[Stored records]
__________________________________________________
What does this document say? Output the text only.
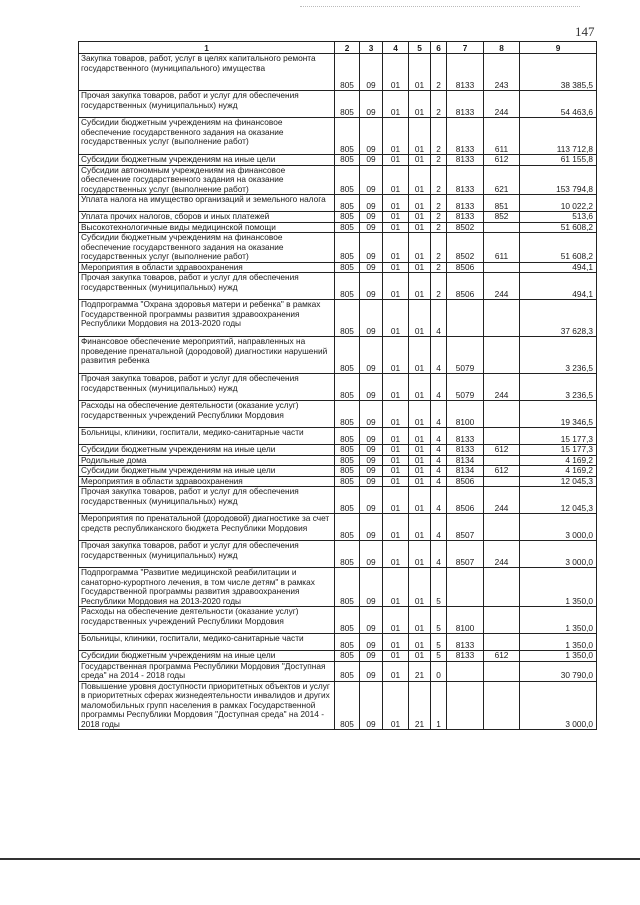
147
1	2	3	4	5	6	7	8	9
Закупка товаров, работ, услуг в целях капитального ремонта государственного (муниципального) имущества	805	09	01	01	2	8133	243	38 385,5
Прочая закупка товаров, работ и услуг для обеспечения государственных (муниципальных) нужд	805	09	01	01	2	8133	244	54 463,6
Субсидии бюджетным учреждениям на финансовое обеспечение государственного задания на оказание государственных услуг (выполнение работ)	805	09	01	01	2	8133	611	113 712,8
Субсидии бюджетным учреждениям на иные цели	805	09	01	01	2	8133	612	61 155,8
Субсидии автономным учреждениям на финансовое обеспечение государственного задания на оказание государственных услуг (выполнение работ)	805	09	01	01	2	8133	621	153 794,8
Уплата налога на имущество организаций и земельного налога	805	09	01	01	2	8133	851	10 022,2
Уплата прочих налогов, сборов и иных платежей	805	09	01	01	2	8133	852	513,6
Высокотехнологичные виды медицинской помощи	805	09	01	01	2	8502		51 608,2
Субсидии бюджетным учреждениям на финансовое обеспечение государственного задания на оказание государственных услуг (выполнение работ)	805	09	01	01	2	8502	611	51 608,2
Мероприятия в области здравоохранения	805	09	01	01	2	8506		494,1
Прочая закупка товаров, работ и услуг для обеспечения государственных (муниципальных) нужд	805	09	01	01	2	8506	244	494,1
Подпрограмма "Охрана здоровья матери и ребенка" в рамках Государственной программы развития здравоохранения Республики Мордовия на 2013-2020 годы	805	09	01	01	4			37 628,3
Финансовое обеспечение мероприятий, направленных на проведение пренатальной (дородовой) диагностики нарушений развития ребенка	805	09	01	01	4	5079		3 236,5
Прочая закупка товаров, работ и услуг для обеспечения государственных (муниципальных) нужд	805	09	01	01	4	5079	244	3 236,5
Расходы на обеспечение деятельности (оказание услуг) государственных учреждений Республики Мордовия	805	09	01	01	4	8100		19 346,5
Больницы, клиники, госпитали, медико-санитарные части	805	09	01	01	4	8133		15 177,3
Субсидии бюджетным учреждениям на иные цели	805	09	01	01	4	8133	612	15 177,3
Родильные дома	805	09	01	01	4	8134		4 169,2
Субсидии бюджетным учреждениям на иные цели	805	09	01	01	4	8134	612	4 169,2
Мероприятия в области здравоохранения	805	09	01	01	4	8506		12 045,3
Прочая закупка товаров, работ и услуг для обеспечения государственных (муниципальных) нужд	805	09	01	01	4	8506	244	12 045,3
Мероприятия по пренатальной (дородовой) диагностике за счет средств республиканского бюджета Республики Мордовия	805	09	01	01	4	8507		3 000,0
Прочая закупка товаров, работ и услуг для обеспечения государственных (муниципальных) нужд	805	09	01	01	4	8507	244	3 000,0
Подпрограмма "Развитие медицинской реабилитации и санаторно-курортного лечения, в том числе детям" в рамках Государственной программы развития здравоохранения Республики Мордовия на 2013-2020 годы	805	09	01	01	5			1 350,0
Расходы на обеспечение деятельности (оказание услуг) государственных учреждений Республики Мордовия	805	09	01	01	5	8100		1 350,0
Больницы, клиники, госпитали, медико-санитарные части	805	09	01	01	5	8133		1 350,0
Субсидии бюджетным учреждениям на иные цели	805	09	01	01	5	8133	612	1 350,0
Государственная программа Республики Мордовия "Доступная среда" на 2014 - 2018 годы	805	09	01	21	0			30 790,0
Повышение уровня доступности приоритетных объектов и услуг в приоритетных сферах жизнедеятельности инвалидов и других маломобильных групп населения в рамках Государственной программы Республики Мордовия "Доступная среда" на 2014 - 2018 годы	805	09	01	21	1			3 000,0
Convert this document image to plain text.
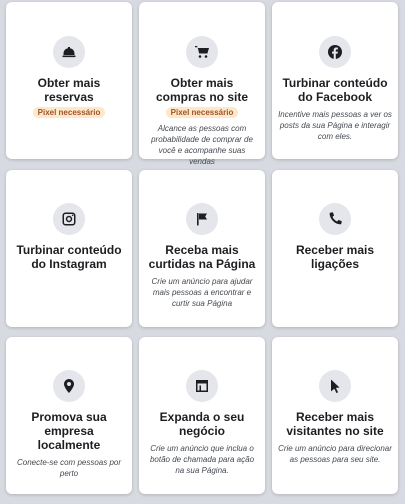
Obter mais reservas
Pixel necessário
Obter mais compras no site
Pixel necessário
Alcance as pessoas com probabilidade de comprar de você e acompanhe suas vendas
Turbinar conteúdo do Facebook
Incentive mais pessoas a ver os posts da sua Página e interagir com eles.
Turbinar conteúdo do Instagram
Receba mais curtidas na Página
Crie um anúncio para ajudar mais pessoas a encontrar e curtir sua Página
Receber mais ligações
Promova sua empresa localmente
Conecte-se com pessoas por perto
Expanda o seu negócio
Crie um anúncio que inclua o botão de chamada para ação na sua Página.
Receber mais visitantes no site
Crie um anúncio para direcionar as pessoas para seu site.
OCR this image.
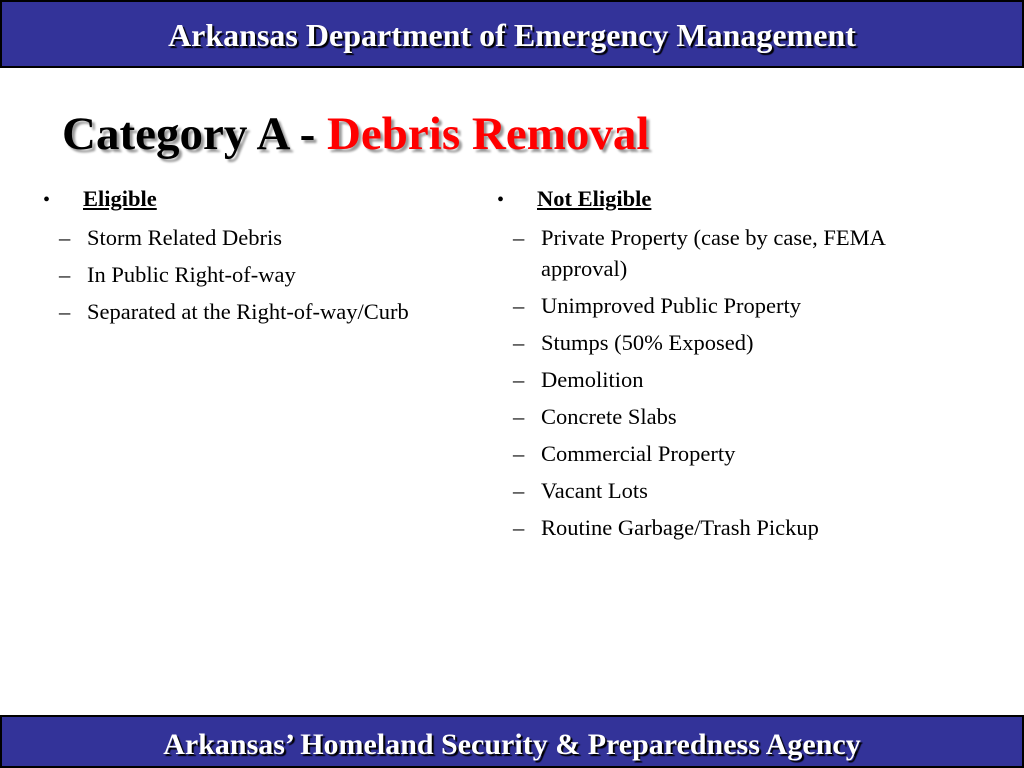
Arkansas Department of Emergency Management
Category A - Debris Removal
•	Eligible
– Storm Related Debris
– In Public Right-of-way
– Separated at the Right-of-way/Curb
•	Not Eligible
– Private Property (case by case, FEMA approval)
– Unimproved Public Property
– Stumps (50% Exposed)
– Demolition
– Concrete Slabs
– Commercial Property
– Vacant Lots
– Routine Garbage/Trash Pickup
Arkansas’ Homeland Security & Preparedness Agency
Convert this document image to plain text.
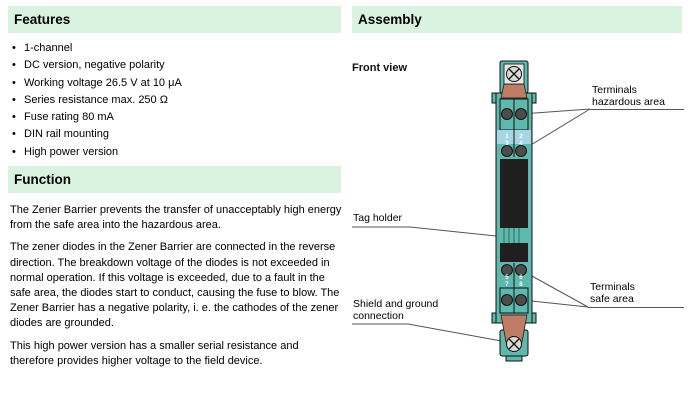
Features
• 1-channel
• DC version, negative polarity
• Working voltage 26.5 V at 10 μA
• Series resistance max. 250 Ω
• Fuse rating 80 mA
• DIN rail mounting
• High power version
Function

The Zener Barrier prevents the transfer of unacceptably high energy from the safe area into the hazardous area.

The zener diodes in the Zener Barrier are connected in the reverse direction. The breakdown voltage of the diodes is not exceeded in normal operation. If this voltage is exceeded, due to a fault in the safe area, the diodes start to conduct, causing the fuse to blow. The Zener Barrier has a negative polarity, i. e. the cathodes of the zener diodes are grounded.

This high power version has a smaller serial resistance and therefore provides higher voltage to the field device.

Assembly
Front view
1 2
3 4
5 6
7 8
Terminals
hazardous area
Tag holder
Terminals
safe area
Shield and ground
connection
__________________________________________________
Short exercise: List every line in the records above that contains the word "version".

Solution to the problem:
• DC version, negative polarity
• High power version
This high power version has a smaller serial resistance and therefore provides higher voltage to the field device.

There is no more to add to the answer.